─── Dataset excerpts ───

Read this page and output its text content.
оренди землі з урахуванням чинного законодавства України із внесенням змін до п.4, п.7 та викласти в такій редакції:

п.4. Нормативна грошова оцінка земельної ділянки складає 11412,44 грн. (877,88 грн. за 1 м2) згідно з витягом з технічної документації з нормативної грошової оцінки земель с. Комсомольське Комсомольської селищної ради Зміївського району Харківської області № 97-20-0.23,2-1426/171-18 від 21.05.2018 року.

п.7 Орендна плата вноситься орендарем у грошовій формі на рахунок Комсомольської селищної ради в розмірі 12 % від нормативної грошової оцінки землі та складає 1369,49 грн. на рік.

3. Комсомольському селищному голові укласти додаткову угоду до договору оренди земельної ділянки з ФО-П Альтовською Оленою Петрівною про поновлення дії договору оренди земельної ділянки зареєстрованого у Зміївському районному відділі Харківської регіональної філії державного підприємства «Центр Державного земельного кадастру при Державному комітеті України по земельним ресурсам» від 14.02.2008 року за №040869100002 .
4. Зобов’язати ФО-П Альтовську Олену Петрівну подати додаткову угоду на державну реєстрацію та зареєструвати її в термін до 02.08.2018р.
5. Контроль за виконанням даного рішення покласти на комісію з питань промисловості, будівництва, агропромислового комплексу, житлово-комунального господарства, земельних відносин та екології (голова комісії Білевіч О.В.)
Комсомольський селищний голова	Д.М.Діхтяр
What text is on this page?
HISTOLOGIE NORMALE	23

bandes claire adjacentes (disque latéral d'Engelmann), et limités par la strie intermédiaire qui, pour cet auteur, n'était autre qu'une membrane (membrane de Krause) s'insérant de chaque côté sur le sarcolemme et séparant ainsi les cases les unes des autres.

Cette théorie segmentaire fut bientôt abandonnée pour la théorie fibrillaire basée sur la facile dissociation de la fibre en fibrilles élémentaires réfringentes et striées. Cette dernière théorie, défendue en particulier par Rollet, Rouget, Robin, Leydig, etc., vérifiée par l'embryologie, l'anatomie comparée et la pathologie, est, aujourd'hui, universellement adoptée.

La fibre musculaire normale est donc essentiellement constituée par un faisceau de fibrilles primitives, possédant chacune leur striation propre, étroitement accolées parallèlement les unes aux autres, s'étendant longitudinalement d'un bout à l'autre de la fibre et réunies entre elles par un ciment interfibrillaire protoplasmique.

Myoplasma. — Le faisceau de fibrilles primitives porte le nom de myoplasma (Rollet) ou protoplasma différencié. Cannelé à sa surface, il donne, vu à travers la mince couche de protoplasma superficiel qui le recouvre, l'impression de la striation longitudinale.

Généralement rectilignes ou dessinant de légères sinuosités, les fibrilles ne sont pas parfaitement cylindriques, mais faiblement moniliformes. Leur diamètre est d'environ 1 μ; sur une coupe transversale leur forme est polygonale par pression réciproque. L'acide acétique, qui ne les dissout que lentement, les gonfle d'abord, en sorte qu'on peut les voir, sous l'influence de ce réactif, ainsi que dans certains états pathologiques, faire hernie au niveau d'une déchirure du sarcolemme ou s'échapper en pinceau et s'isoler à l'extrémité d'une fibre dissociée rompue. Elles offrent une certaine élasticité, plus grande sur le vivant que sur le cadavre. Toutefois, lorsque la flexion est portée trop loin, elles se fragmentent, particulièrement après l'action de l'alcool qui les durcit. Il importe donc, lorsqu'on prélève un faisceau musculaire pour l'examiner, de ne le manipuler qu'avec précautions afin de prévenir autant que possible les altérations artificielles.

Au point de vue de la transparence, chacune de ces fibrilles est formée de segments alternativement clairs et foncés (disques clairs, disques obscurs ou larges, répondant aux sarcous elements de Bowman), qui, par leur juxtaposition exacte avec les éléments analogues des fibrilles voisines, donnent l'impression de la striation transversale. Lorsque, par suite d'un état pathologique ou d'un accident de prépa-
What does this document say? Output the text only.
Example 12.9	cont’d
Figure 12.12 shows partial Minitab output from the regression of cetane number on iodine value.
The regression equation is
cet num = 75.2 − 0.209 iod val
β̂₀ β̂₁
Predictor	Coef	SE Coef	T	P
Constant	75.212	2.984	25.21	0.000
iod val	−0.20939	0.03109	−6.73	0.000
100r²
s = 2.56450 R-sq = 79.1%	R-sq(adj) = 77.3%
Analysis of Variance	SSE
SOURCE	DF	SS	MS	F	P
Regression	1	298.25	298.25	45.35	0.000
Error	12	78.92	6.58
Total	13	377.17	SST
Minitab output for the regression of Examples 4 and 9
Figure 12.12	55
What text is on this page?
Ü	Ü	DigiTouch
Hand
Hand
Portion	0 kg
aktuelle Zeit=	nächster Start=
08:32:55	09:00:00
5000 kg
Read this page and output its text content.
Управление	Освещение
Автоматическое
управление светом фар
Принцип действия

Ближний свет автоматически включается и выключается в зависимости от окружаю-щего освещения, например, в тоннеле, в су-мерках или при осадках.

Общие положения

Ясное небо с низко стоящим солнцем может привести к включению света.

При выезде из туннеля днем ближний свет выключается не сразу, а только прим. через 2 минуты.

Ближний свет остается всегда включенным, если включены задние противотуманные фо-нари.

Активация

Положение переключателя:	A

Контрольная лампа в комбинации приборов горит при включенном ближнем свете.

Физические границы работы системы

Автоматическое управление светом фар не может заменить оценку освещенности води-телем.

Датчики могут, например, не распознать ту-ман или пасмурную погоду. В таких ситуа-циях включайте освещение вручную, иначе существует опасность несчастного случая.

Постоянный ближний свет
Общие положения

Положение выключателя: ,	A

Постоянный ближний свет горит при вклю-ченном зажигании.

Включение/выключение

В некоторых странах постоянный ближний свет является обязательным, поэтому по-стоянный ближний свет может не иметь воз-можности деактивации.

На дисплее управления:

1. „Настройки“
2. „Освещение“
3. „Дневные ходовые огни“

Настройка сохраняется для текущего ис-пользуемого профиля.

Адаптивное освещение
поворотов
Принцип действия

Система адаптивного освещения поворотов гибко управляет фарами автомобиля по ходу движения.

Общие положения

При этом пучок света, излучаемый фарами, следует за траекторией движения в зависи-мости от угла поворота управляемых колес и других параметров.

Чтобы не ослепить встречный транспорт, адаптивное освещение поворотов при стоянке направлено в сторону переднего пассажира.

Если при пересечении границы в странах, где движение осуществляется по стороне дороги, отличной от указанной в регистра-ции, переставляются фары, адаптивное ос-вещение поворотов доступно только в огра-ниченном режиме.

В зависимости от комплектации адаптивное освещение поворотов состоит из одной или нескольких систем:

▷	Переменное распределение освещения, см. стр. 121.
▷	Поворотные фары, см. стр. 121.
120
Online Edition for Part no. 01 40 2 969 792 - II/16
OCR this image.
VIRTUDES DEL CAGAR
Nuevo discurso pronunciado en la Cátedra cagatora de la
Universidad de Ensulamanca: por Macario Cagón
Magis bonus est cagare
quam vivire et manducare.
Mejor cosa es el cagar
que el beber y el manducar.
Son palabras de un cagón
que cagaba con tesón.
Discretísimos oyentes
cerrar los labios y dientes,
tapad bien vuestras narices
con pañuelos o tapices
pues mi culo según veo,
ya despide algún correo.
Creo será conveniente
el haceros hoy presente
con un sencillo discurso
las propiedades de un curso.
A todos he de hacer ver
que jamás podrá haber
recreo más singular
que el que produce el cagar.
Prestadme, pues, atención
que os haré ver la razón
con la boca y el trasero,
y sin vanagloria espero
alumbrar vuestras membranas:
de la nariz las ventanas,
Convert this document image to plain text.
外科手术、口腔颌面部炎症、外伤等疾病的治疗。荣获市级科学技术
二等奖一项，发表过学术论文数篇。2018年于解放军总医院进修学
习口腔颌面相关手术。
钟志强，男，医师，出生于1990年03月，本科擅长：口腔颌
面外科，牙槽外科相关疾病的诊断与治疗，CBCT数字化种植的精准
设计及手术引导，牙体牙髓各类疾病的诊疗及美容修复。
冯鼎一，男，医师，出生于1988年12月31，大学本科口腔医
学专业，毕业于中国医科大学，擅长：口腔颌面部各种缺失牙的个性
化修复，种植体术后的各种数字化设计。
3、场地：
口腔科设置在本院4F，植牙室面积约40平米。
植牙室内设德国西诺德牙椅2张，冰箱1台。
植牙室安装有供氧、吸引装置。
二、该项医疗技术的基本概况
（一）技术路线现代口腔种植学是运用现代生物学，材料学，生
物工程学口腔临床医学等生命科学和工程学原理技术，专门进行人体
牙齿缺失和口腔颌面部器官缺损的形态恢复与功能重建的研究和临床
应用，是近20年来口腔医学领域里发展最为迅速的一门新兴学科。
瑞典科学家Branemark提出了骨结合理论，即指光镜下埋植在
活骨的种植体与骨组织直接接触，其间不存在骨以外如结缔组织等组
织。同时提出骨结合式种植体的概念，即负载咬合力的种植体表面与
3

───

Short task ▸
Copy, from the material above, each line in which the string "светом" occurs.

Exercise result ▸
управление светом фар
Автоматическое управление светом фар не может заменить оценку освещенности води-телем.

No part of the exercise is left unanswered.